_SHORT EXERCISE_:
Extract every line that contains the word "shield".

Stored data entries:
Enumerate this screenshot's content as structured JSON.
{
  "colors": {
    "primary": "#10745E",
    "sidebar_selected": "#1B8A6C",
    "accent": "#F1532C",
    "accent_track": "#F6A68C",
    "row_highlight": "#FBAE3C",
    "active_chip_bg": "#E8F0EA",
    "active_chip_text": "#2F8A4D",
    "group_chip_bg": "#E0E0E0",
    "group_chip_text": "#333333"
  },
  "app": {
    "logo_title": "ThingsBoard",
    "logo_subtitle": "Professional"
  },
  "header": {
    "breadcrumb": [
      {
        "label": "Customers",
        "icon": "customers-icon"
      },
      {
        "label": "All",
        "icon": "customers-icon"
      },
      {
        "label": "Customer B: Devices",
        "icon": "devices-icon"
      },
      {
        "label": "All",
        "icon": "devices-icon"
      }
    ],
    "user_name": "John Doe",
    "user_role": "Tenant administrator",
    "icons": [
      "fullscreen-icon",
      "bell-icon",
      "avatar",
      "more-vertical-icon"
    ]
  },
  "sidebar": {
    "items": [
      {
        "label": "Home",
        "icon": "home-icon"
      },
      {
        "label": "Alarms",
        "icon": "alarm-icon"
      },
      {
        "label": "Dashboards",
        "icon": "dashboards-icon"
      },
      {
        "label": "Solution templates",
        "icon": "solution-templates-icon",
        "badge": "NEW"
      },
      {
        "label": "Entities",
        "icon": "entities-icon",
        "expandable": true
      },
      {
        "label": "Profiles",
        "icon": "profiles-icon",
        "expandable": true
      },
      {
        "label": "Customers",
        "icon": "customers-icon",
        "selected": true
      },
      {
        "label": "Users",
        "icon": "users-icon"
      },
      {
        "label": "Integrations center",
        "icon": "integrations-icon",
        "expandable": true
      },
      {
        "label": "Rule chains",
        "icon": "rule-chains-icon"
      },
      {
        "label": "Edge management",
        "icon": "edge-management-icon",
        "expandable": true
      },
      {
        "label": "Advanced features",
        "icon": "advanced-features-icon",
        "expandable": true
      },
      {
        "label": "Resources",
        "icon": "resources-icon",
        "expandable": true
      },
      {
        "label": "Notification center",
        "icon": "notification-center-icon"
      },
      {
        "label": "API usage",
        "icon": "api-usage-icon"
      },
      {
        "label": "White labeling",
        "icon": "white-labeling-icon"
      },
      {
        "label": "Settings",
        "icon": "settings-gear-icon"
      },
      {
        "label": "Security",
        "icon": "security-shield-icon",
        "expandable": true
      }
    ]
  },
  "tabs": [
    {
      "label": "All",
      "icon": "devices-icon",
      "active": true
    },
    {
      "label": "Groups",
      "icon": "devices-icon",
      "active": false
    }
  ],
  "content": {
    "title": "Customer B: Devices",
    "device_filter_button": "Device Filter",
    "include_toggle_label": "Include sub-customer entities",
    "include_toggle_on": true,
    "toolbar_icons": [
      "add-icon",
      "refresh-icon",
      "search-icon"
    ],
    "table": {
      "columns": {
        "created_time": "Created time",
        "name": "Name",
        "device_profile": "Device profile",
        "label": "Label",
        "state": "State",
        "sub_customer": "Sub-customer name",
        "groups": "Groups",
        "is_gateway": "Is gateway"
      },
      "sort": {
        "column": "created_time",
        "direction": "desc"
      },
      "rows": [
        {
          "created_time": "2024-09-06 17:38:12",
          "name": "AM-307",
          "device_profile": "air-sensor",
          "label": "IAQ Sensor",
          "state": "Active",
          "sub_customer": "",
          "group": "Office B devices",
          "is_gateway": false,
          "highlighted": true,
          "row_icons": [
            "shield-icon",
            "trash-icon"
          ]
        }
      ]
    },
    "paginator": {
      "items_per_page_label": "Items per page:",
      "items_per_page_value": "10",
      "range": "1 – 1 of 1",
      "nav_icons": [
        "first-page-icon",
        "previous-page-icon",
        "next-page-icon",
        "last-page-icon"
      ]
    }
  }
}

--

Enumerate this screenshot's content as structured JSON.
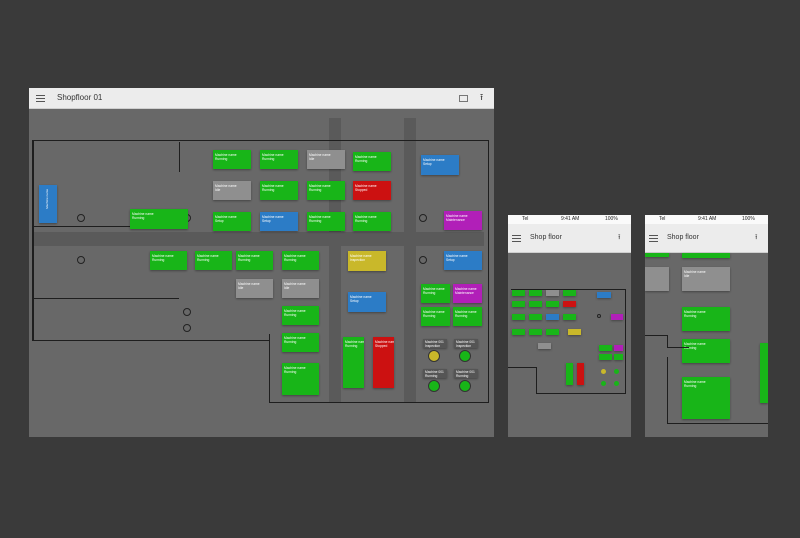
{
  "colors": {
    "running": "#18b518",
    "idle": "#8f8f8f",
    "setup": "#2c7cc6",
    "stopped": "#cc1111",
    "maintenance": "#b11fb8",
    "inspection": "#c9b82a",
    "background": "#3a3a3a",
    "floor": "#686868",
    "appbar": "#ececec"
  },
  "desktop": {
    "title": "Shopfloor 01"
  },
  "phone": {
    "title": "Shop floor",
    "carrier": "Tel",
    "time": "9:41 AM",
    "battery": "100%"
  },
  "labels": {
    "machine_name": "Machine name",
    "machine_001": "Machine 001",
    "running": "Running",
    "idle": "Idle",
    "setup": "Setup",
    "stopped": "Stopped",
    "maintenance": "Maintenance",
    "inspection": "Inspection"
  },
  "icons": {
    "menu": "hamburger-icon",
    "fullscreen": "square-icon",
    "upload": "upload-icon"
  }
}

_SOLUTION FOR THIS PROBLEM_:
        "icon": "security-shield-icon",
            "shield-icon",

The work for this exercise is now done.